Copy each line below in which the word "title" occurs.

++++++++

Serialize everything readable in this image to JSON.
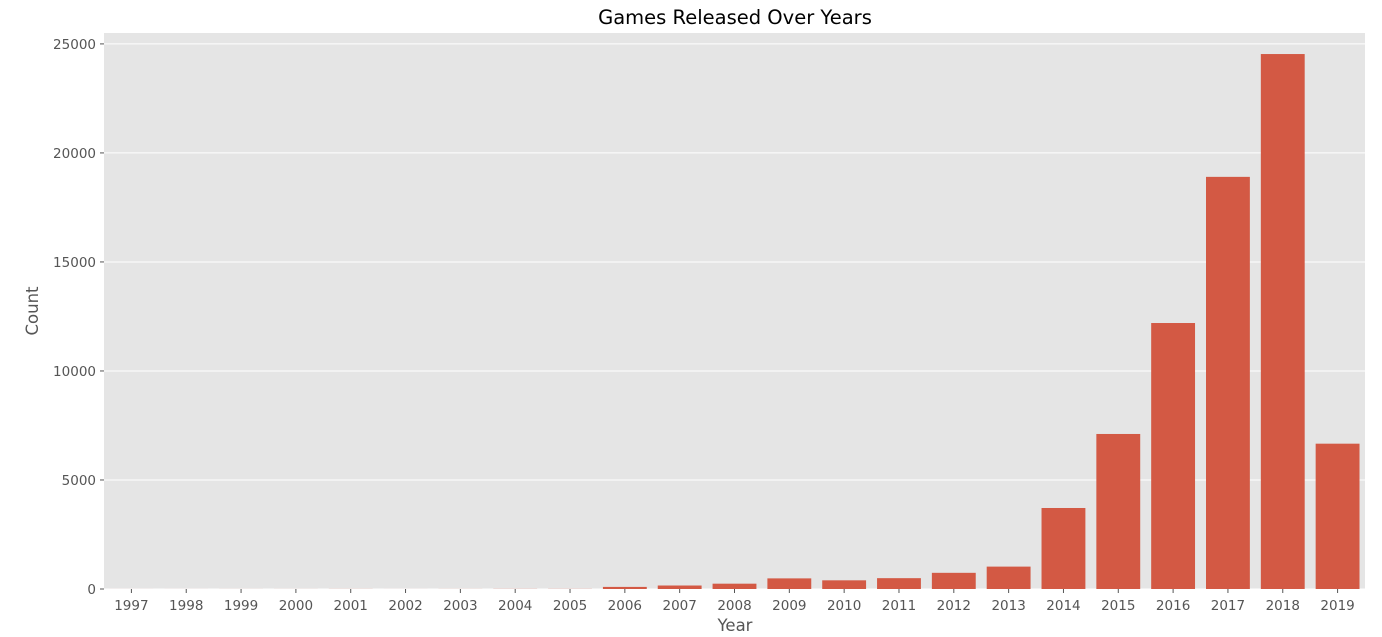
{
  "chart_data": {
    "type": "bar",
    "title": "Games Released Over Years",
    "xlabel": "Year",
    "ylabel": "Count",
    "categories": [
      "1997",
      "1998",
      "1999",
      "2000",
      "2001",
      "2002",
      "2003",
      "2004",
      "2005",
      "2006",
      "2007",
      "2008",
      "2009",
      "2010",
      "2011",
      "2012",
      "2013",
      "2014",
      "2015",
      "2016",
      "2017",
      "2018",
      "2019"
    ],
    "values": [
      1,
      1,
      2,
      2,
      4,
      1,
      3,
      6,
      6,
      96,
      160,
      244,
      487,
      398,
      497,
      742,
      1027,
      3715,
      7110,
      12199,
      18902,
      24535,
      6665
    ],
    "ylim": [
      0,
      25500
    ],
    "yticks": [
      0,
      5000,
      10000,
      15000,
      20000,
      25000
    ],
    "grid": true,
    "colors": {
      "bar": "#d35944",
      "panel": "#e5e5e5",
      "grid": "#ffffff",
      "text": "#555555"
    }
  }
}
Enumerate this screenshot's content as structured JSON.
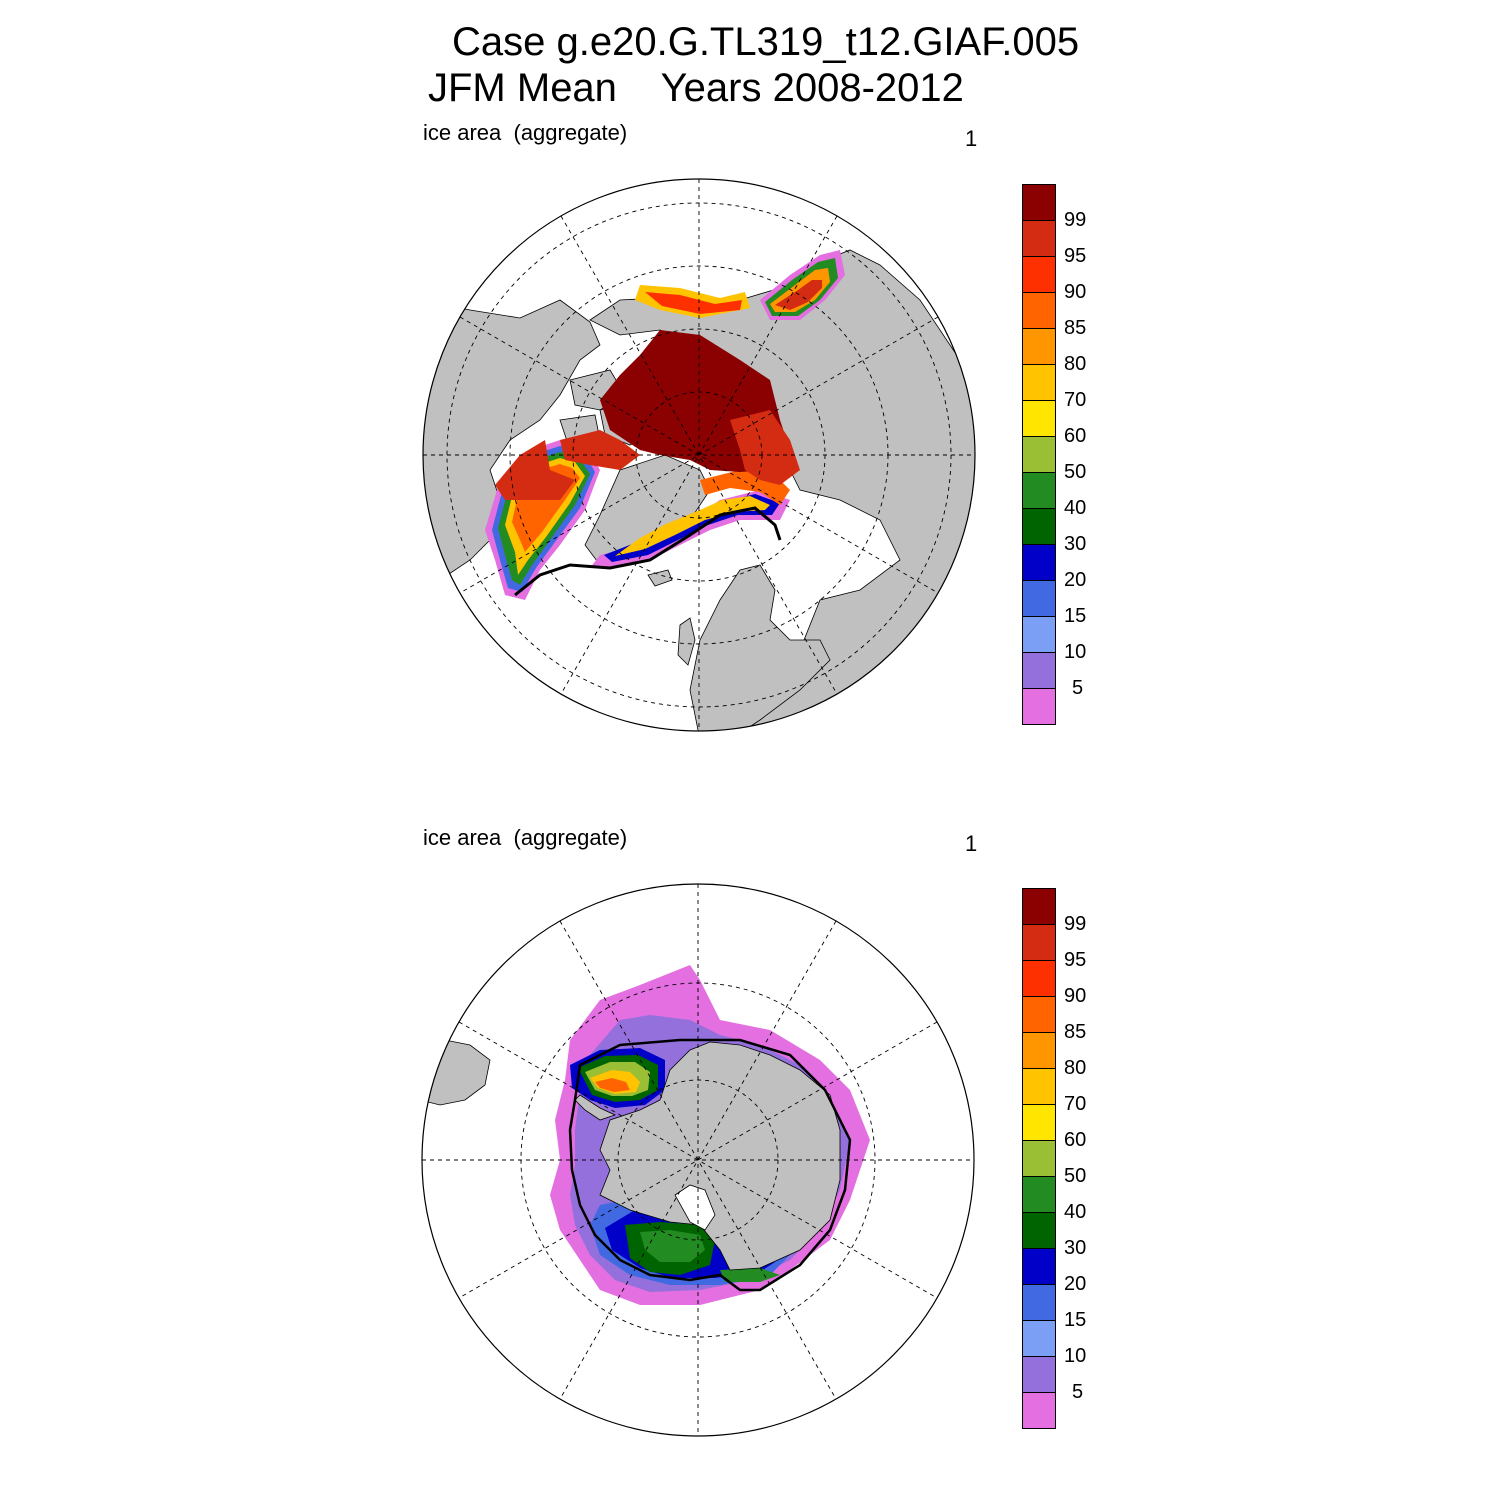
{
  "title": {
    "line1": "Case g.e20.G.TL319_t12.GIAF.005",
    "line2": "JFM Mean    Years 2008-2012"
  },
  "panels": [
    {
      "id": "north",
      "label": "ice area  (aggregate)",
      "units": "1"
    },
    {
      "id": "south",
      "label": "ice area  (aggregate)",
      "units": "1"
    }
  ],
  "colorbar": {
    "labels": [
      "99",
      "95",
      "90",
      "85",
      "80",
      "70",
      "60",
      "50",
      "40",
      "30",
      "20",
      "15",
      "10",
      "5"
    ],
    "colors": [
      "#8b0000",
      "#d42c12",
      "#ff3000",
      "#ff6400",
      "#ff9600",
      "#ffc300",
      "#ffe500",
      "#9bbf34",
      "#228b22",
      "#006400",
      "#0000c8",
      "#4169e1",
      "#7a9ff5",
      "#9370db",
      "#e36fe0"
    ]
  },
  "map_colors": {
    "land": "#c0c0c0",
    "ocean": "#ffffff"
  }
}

++++++++

- _EXERCISE SOLUTION_
    "title": "Games Released Over Years",
  "title": {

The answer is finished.